Prompt> Each line that holds the word "name" should be returned.

Extracted material>
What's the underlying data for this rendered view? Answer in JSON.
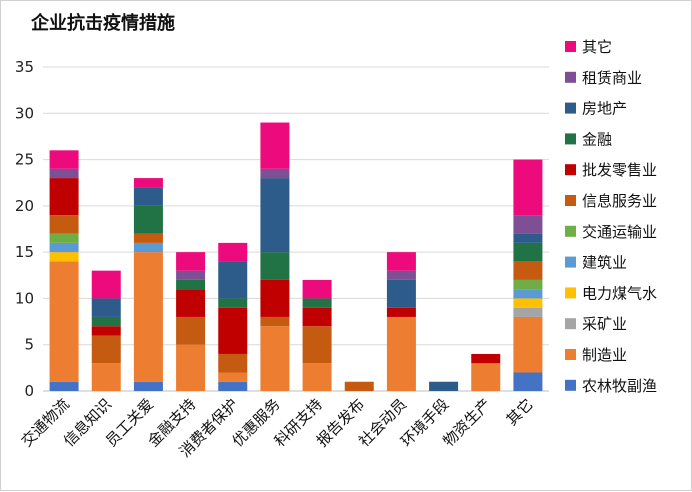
{
  "chart_data": {
    "type": "bar",
    "stacked": true,
    "title": "企业抗击疫情措施",
    "xlabel": "",
    "ylabel": "",
    "ylim": [
      0,
      35
    ],
    "yticks": [
      0,
      5,
      10,
      15,
      20,
      25,
      30,
      35
    ],
    "grid": true,
    "legend_position": "right",
    "categories": [
      "交通物流",
      "信息知识",
      "员工关爱",
      "金融支持",
      "消费者保护",
      "优惠服务",
      "科研支持",
      "报告发布",
      "社会动员",
      "环境手段",
      "物资生产",
      "其它"
    ],
    "series": [
      {
        "name": "农林牧副渔",
        "color": "#4472C4",
        "values": [
          1,
          0,
          1,
          0,
          1,
          0,
          0,
          0,
          0,
          0,
          0,
          2
        ]
      },
      {
        "name": "制造业",
        "color": "#ED7D31",
        "values": [
          13,
          3,
          14,
          5,
          1,
          7,
          3,
          0,
          8,
          0,
          3,
          6
        ]
      },
      {
        "name": "采矿业",
        "color": "#A5A5A5",
        "values": [
          0,
          0,
          0,
          0,
          0,
          0,
          0,
          0,
          0,
          0,
          0,
          1
        ]
      },
      {
        "name": "电力煤气水",
        "color": "#FFC000",
        "values": [
          1,
          0,
          0,
          0,
          0,
          0,
          0,
          0,
          0,
          0,
          0,
          1
        ]
      },
      {
        "name": "建筑业",
        "color": "#5B9BD5",
        "values": [
          1,
          0,
          1,
          0,
          0,
          0,
          0,
          0,
          0,
          0,
          0,
          1
        ]
      },
      {
        "name": "交通运输业",
        "color": "#70AD47",
        "values": [
          1,
          0,
          0,
          0,
          0,
          0,
          0,
          0,
          0,
          0,
          0,
          1
        ]
      },
      {
        "name": "信息服务业",
        "color": "#C55A11",
        "values": [
          2,
          3,
          1,
          3,
          2,
          1,
          4,
          1,
          0,
          0,
          0,
          2
        ]
      },
      {
        "name": "批发零售业",
        "color": "#C00000",
        "values": [
          4,
          1,
          0,
          3,
          5,
          4,
          2,
          0,
          1,
          0,
          1,
          0
        ]
      },
      {
        "name": "金融",
        "color": "#217346",
        "values": [
          0,
          1,
          3,
          1,
          1,
          3,
          1,
          0,
          0,
          0,
          0,
          2
        ]
      },
      {
        "name": "房地产",
        "color": "#2E5C8A",
        "values": [
          0,
          2,
          2,
          0,
          4,
          8,
          0,
          0,
          3,
          1,
          0,
          1
        ]
      },
      {
        "name": "租赁商业",
        "color": "#7F4F96",
        "values": [
          1,
          0,
          0,
          1,
          0,
          1,
          0,
          0,
          1,
          0,
          0,
          2
        ]
      },
      {
        "name": "其它",
        "color": "#EC0A7D",
        "values": [
          2,
          3,
          1,
          2,
          2,
          5,
          2,
          0,
          2,
          0,
          0,
          6
        ]
      }
    ]
  }
}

Solution to the exercise>
        "name": "农林牧副渔",
        "name": "制造业",
        "name": "采矿业",
        "name": "电力煤气水",
        "name": "建筑业",
        "name": "交通运输业",
        "name": "信息服务业",
        "name": "批发零售业",
        "name": "金融",
        "name": "房地产",
        "name": "租赁商业",
        "name": "其它",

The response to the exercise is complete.